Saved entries
====================

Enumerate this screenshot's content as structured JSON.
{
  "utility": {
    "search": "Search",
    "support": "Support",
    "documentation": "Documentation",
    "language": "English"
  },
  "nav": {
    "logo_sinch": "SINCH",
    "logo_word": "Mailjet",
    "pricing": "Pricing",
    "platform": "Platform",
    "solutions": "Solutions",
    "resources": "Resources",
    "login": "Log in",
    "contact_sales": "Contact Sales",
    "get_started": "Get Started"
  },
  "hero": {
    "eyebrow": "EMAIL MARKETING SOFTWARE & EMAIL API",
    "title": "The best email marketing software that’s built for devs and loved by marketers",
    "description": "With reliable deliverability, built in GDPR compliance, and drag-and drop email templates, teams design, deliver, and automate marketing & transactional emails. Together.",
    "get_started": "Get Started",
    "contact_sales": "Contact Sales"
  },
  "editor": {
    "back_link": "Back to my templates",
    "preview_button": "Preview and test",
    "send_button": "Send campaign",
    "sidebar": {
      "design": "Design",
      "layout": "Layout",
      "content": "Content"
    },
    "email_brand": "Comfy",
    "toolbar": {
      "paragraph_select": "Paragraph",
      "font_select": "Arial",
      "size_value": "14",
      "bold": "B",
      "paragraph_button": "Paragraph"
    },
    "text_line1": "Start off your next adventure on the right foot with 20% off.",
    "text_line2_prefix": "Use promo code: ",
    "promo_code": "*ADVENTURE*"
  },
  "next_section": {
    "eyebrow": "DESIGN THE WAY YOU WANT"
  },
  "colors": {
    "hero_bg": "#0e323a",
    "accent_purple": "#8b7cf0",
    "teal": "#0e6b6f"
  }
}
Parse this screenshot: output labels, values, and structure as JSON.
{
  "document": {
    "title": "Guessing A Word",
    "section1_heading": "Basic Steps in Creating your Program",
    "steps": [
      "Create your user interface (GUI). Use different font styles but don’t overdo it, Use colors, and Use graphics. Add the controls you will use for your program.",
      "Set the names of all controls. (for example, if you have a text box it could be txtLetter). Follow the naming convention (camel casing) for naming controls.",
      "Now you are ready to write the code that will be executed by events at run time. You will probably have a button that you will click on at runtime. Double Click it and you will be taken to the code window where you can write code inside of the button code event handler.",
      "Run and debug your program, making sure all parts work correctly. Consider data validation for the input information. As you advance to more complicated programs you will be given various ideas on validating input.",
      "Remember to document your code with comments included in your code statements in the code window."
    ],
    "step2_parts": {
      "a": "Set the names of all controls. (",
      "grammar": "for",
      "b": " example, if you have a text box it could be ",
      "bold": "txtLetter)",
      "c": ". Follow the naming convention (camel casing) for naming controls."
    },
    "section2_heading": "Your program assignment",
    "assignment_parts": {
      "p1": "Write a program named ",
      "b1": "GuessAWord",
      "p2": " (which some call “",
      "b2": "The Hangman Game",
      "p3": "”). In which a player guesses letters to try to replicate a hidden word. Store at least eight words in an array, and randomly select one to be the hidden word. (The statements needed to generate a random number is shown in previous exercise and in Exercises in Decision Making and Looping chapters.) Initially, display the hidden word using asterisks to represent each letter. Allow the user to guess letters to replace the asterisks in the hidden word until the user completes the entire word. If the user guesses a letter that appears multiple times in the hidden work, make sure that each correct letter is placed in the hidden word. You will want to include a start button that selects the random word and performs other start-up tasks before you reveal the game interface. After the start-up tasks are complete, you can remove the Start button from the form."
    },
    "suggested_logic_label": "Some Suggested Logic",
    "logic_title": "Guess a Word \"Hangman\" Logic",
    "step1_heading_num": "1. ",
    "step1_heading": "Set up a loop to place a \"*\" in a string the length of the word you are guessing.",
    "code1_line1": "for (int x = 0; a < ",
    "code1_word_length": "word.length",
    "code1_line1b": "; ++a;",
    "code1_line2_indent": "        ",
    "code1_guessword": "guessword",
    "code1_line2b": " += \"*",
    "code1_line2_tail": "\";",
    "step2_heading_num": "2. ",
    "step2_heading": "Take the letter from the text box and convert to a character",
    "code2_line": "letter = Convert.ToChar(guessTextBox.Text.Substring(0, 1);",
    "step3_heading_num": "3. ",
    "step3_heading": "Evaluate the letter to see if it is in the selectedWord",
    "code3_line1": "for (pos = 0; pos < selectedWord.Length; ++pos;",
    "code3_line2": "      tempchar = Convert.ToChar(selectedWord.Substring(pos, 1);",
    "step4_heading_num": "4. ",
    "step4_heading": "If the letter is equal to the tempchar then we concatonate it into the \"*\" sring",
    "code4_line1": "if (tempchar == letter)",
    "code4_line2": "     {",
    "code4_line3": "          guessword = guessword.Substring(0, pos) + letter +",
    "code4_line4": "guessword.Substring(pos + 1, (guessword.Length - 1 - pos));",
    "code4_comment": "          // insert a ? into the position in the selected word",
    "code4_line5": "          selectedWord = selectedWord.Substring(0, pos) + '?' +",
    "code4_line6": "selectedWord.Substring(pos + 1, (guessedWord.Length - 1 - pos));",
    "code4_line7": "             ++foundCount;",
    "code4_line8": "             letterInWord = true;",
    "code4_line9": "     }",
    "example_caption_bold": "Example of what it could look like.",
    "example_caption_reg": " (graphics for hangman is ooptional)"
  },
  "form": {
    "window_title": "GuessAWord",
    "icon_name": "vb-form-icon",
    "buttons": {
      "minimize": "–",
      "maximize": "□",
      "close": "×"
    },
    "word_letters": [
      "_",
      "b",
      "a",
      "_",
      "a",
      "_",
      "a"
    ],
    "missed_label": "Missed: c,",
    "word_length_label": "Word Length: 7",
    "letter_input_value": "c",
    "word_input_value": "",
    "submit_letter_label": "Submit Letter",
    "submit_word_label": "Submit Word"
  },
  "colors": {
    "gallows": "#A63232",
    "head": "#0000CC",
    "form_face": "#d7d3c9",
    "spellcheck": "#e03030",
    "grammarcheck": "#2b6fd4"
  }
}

====================

• [Task to complete]: Which lines include the word "Substring"? List them all.

• [Answer below]:
    "code2_line": "letter = Convert.ToChar(guessTextBox.Text.Substring(0, 1);",
    "code3_line2": "      tempchar = Convert.ToChar(selectedWord.Substring(pos, 1);",
    "code4_line3": "          guessword = guessword.Substring(0, pos) + letter +",
    "code4_line4": "guessword.Substring(pos + 1, (guessword.Length - 1 - pos));",
    "code4_line5": "          selectedWord = selectedWord.Substring(0, pos) + '?' +",
    "code4_line6": "selectedWord.Substring(pos + 1, (guessedWord.Length - 1 - pos));",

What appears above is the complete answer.